§ Exercise description
Please format each line of the material below as a JSON list of strings, with one string per line and blank lines omitted.

§ Source material
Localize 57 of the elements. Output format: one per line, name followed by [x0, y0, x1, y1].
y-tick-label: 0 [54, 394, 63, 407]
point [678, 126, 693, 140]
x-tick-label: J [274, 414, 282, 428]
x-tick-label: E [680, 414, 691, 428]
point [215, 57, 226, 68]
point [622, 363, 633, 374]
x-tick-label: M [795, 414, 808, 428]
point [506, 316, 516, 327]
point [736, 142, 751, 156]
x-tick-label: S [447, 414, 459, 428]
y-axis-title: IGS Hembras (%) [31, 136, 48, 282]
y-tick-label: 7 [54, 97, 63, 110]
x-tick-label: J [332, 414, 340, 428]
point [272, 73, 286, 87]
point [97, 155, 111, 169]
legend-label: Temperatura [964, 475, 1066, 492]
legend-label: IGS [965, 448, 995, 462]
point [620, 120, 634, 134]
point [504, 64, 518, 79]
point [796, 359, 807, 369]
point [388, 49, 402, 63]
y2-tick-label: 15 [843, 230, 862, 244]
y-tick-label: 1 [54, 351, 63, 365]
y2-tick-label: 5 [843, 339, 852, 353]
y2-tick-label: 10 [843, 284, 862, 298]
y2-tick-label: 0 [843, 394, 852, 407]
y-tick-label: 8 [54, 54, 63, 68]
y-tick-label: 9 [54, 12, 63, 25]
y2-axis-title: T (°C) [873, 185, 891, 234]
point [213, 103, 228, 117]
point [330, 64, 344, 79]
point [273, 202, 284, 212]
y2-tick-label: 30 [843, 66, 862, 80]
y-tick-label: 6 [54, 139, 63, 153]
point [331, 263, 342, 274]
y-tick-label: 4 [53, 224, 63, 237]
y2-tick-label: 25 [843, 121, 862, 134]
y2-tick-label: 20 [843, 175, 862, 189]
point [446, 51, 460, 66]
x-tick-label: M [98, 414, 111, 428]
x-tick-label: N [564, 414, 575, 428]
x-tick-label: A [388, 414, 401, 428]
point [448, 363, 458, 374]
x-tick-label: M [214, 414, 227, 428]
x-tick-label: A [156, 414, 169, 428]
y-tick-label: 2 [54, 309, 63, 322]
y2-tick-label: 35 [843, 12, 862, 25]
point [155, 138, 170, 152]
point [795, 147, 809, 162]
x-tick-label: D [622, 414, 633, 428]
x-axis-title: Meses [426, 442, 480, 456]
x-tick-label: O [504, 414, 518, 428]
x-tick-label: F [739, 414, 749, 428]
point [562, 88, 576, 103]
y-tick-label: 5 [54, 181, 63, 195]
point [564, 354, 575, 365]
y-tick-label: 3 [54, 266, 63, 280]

§ Correct output
[
  "Localize 57 of the elements. Output format: one per line, name followed by [x0, y0, x1, y1].",
  "y-tick-label: 0 [54, 394, 63, 407]",
  "point [678, 126, 693, 140]",
  "x-tick-label: J [274, 414, 282, 428]",
  "x-tick-label: E [680, 414, 691, 428]",
  "point [215, 57, 226, 68]",
  "point [622, 363, 633, 374]",
  "x-tick-label: M [795, 414, 808, 428]",
  "point [506, 316, 516, 327]",
  "point [736, 142, 751, 156]",
  "x-tick-label: S [447, 414, 459, 428]",
  "y-axis-title: IGS Hembras (%) [31, 136, 48, 282]",
  "y-tick-label: 7 [54, 97, 63, 110]",
  "x-tick-label: J [332, 414, 340, 428]",
  "point [272, 73, 286, 87]",
  "point [97, 155, 111, 169]",
  "legend-label: Temperatura [964, 475, 1066, 492]",
  "legend-label: IGS [965, 448, 995, 462]",
  "point [620, 120, 634, 134]",
  "point [504, 64, 518, 79]",
  "point [796, 359, 807, 369]",
  "point [388, 49, 402, 63]",
  "y2-tick-label: 15 [843, 230, 862, 244]",
  "y-tick-label: 1 [54, 351, 63, 365]",
  "y2-tick-label: 5 [843, 339, 852, 353]",
  "y2-tick-label: 10 [843, 284, 862, 298]",
  "y2-tick-label: 0 [843, 394, 852, 407]",
  "y-tick-label: 8 [54, 54, 63, 68]",
  "y-tick-label: 9 [54, 12, 63, 25]",
  "y2-axis-title: T (°C) [873, 185, 891, 234]",
  "point [213, 103, 228, 117]",
  "point [330, 64, 344, 79]",
  "point [273, 202, 284, 212]",
  "y2-tick-label: 30 [843, 66, 862, 80]",
  "y-tick-label: 6 [54, 139, 63, 153]",
  "point [331, 263, 342, 274]",
  "y-tick-label: 4 [53, 224, 63, 237]",
  "y2-tick-label: 25 [843, 121, 862, 134]",
  "y2-tick-label: 20 [843, 175, 862, 189]",
  "point [446, 51, 460, 66]",
  "x-tick-label: M [98, 414, 111, 428]",
  "x-tick-label: N [564, 414, 575, 428]",
  "x-tick-label: A [388, 414, 401, 428]",
  "point [448, 363, 458, 374]",
  "x-tick-label: M [214, 414, 227, 428]",
  "x-tick-label: A [156, 414, 169, 428]",
  "y-tick-label: 2 [54, 309, 63, 322]",
  "y2-tick-label: 35 [843, 12, 862, 25]",
  "point [155, 138, 170, 152]",
  "point [795, 147, 809, 162]",
  "x-tick-label: D [622, 414, 633, 428]",
  "x-axis-title: Meses [426, 442, 480, 456]",
  "x-tick-label: O [504, 414, 518, 428]",
  "x-tick-label: F [739, 414, 749, 428]",
  "point [562, 88, 576, 103]",
  "y-tick-label: 5 [54, 181, 63, 195]",
  "point [564, 354, 575, 365]",
  "y-tick-label: 3 [54, 266, 63, 280]"
]